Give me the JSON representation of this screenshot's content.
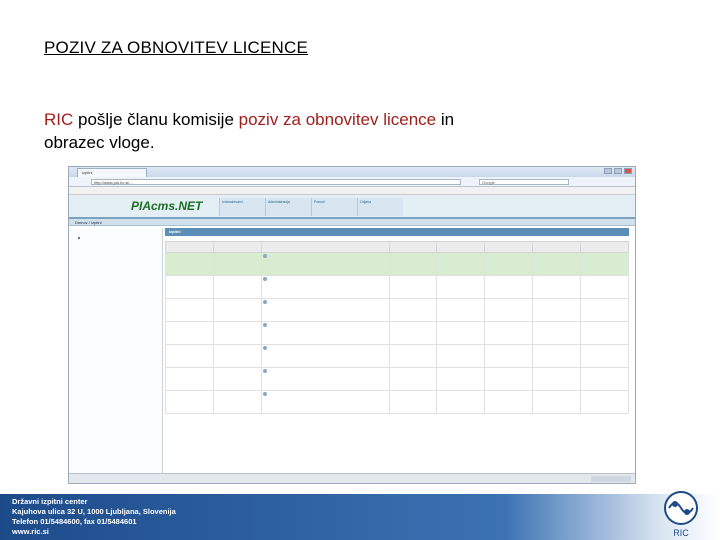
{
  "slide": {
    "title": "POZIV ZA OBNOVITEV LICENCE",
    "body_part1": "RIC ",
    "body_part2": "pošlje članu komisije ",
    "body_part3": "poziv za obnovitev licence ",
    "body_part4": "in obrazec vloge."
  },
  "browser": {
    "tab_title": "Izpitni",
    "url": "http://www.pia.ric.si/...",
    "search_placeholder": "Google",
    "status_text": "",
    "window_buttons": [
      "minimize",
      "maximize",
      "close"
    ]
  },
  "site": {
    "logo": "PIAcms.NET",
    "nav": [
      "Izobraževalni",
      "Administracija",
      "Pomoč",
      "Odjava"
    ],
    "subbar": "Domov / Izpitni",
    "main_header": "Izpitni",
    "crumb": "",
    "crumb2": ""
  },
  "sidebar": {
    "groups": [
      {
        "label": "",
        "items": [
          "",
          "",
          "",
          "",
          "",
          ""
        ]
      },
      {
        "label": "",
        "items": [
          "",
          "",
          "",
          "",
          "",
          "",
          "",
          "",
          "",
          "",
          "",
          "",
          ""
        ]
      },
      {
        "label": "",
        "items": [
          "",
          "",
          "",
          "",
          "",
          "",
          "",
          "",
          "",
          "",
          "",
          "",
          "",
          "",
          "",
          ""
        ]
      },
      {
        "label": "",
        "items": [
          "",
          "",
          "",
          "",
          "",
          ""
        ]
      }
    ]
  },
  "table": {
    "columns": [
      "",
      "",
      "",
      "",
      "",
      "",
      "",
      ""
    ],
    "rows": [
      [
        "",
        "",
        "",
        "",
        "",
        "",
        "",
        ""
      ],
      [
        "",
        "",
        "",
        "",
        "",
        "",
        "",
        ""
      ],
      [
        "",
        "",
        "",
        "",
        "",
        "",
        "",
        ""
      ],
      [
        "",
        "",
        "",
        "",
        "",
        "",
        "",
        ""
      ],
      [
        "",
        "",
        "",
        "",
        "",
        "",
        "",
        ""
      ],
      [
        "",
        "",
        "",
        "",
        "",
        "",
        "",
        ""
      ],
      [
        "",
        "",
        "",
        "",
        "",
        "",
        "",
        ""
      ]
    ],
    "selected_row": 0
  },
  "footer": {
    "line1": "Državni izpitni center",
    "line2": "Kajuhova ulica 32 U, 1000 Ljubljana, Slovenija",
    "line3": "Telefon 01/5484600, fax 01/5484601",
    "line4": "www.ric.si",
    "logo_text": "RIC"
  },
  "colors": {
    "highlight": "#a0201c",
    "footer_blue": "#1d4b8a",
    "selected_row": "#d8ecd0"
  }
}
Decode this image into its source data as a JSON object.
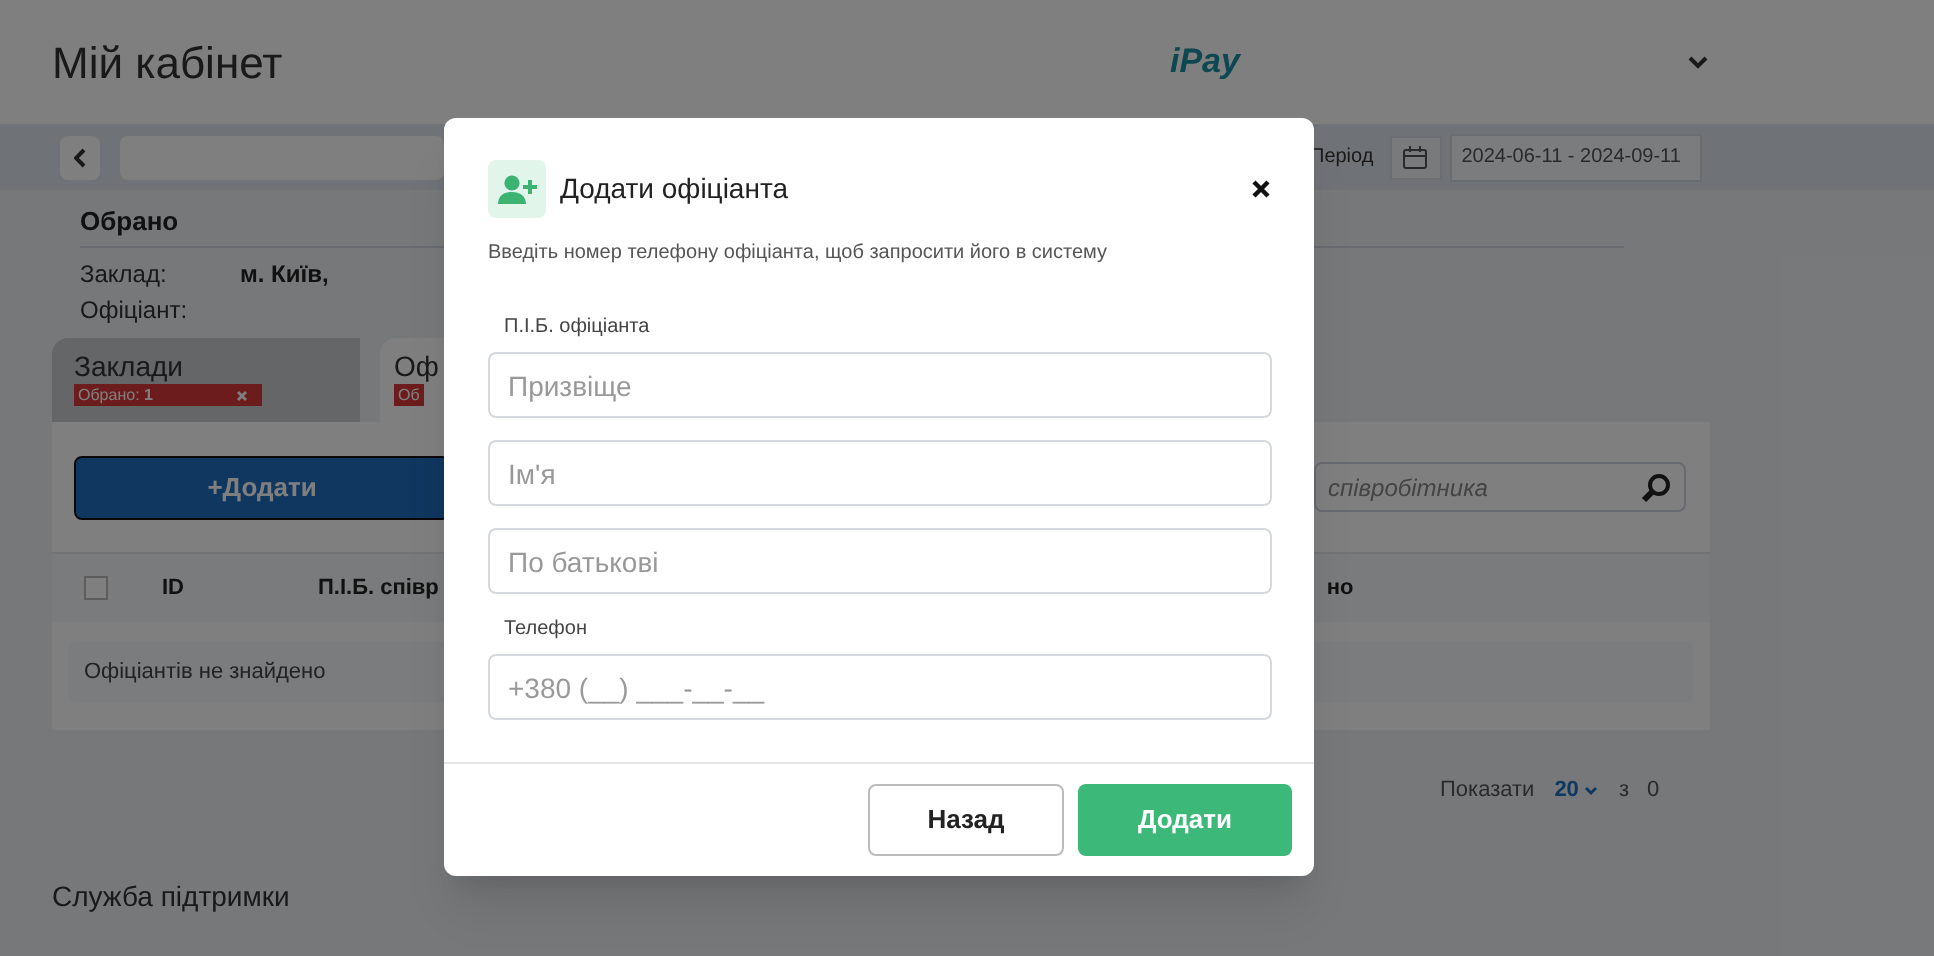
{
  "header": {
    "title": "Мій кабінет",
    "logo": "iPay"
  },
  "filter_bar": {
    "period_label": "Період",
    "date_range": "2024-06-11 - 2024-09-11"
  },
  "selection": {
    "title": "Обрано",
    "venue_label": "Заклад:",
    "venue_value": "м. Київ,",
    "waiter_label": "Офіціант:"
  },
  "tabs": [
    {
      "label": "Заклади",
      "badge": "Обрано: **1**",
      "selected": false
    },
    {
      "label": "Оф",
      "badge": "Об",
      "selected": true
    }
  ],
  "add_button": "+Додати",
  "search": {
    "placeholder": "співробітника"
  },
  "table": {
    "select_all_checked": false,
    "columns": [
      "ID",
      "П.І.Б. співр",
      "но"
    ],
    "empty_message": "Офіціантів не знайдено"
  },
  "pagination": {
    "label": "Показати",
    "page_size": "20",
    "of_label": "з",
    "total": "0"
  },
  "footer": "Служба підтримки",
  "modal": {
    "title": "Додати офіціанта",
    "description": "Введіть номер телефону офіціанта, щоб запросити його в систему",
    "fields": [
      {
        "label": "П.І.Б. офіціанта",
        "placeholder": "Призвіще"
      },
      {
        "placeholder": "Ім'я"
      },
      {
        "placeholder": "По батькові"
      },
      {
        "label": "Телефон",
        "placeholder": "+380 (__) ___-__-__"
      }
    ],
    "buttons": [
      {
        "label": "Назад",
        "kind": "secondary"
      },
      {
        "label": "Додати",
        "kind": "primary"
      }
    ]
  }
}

__________

Each entry above is to be written out again unchanged, apart from the pictures, which are left out.

SOLUTION TO THIS PROBLEM -
Give me the JSON representation of this screenshot's content.
{
  "slide": {
    "title": "POZIV ZA OBNOVITEV LICENCE",
    "body_part1": "RIC ",
    "body_part2": "pošlje članu komisije ",
    "body_part3": "poziv za obnovitev licence ",
    "body_part4": "in obrazec vloge."
  },
  "browser": {
    "tab_title": "Izpitni",
    "url": "http://www.pia.ric.si/...",
    "search_placeholder": "Google",
    "status_text": "",
    "window_buttons": [
      "minimize",
      "maximize",
      "close"
    ]
  },
  "site": {
    "logo": "PIAcms.NET",
    "nav": [
      "Izobraževalni",
      "Administracija",
      "Pomoč",
      "Odjava"
    ],
    "subbar": "Domov / Izpitni",
    "main_header": "Izpitni",
    "crumb": "",
    "crumb2": ""
  },
  "sidebar": {
    "groups": [
      {
        "label": "",
        "items": [
          "",
          "",
          "",
          "",
          "",
          ""
        ]
      },
      {
        "label": "",
        "items": [
          "",
          "",
          "",
          "",
          "",
          "",
          "",
          "",
          "",
          "",
          "",
          "",
          ""
        ]
      },
      {
        "label": "",
        "items": [
          "",
          "",
          "",
          "",
          "",
          "",
          "",
          "",
          "",
          "",
          "",
          "",
          "",
          "",
          "",
          ""
        ]
      },
      {
        "label": "",
        "items": [
          "",
          "",
          "",
          "",
          "",
          ""
        ]
      }
    ]
  },
  "table": {
    "columns": [
      "",
      "",
      "",
      "",
      "",
      "",
      "",
      ""
    ],
    "rows": [
      [
        "",
        "",
        "",
        "",
        "",
        "",
        "",
        ""
      ],
      [
        "",
        "",
        "",
        "",
        "",
        "",
        "",
        ""
      ],
      [
        "",
        "",
        "",
        "",
        "",
        "",
        "",
        ""
      ],
      [
        "",
        "",
        "",
        "",
        "",
        "",
        "",
        ""
      ],
      [
        "",
        "",
        "",
        "",
        "",
        "",
        "",
        ""
      ],
      [
        "",
        "",
        "",
        "",
        "",
        "",
        "",
        ""
      ],
      [
        "",
        "",
        "",
        "",
        "",
        "",
        "",
        ""
      ]
    ],
    "selected_row": 0
  },
  "footer": {
    "line1": "Državni izpitni center",
    "line2": "Kajuhova ulica 32 U, 1000 Ljubljana, Slovenija",
    "line3": "Telefon 01/5484600, fax 01/5484601",
    "line4": "www.ric.si",
    "logo_text": "RIC"
  },
  "colors": {
    "highlight": "#a0201c",
    "footer_blue": "#1d4b8a",
    "selected_row": "#d8ecd0"
  }
}
Decode this image into its source data as a JSON object.
{
  "header": {
    "title": "Мій кабінет",
    "logo": "iPay"
  },
  "filter_bar": {
    "period_label": "Період",
    "date_range": "2024-06-11 - 2024-09-11"
  },
  "selection": {
    "title": "Обрано",
    "venue_label": "Заклад:",
    "venue_value": "м. Київ,",
    "waiter_label": "Офіціант:"
  },
  "tabs": [
    {
      "label": "Заклади",
      "badge": "Обрано: **1**",
      "selected": false
    },
    {
      "label": "Оф",
      "badge": "Об",
      "selected": true
    }
  ],
  "add_button": "+Додати",
  "search": {
    "placeholder": "співробітника"
  },
  "table": {
    "select_all_checked": false,
    "columns": [
      "ID",
      "П.І.Б. співр",
      "но"
    ],
    "empty_message": "Офіціантів не знайдено"
  },
  "pagination": {
    "label": "Показати",
    "page_size": "20",
    "of_label": "з",
    "total": "0"
  },
  "footer": "Служба підтримки",
  "modal": {
    "title": "Додати офіціанта",
    "description": "Введіть номер телефону офіціанта, щоб запросити його в систему",
    "fields": [
      {
        "label": "П.І.Б. офіціанта",
        "placeholder": "Призвіще"
      },
      {
        "placeholder": "Ім'я"
      },
      {
        "placeholder": "По батькові"
      },
      {
        "label": "Телефон",
        "placeholder": "+380 (__) ___-__-__"
      }
    ],
    "buttons": [
      {
        "label": "Назад",
        "kind": "secondary"
      },
      {
        "label": "Додати",
        "kind": "primary"
      }
    ]
  }
}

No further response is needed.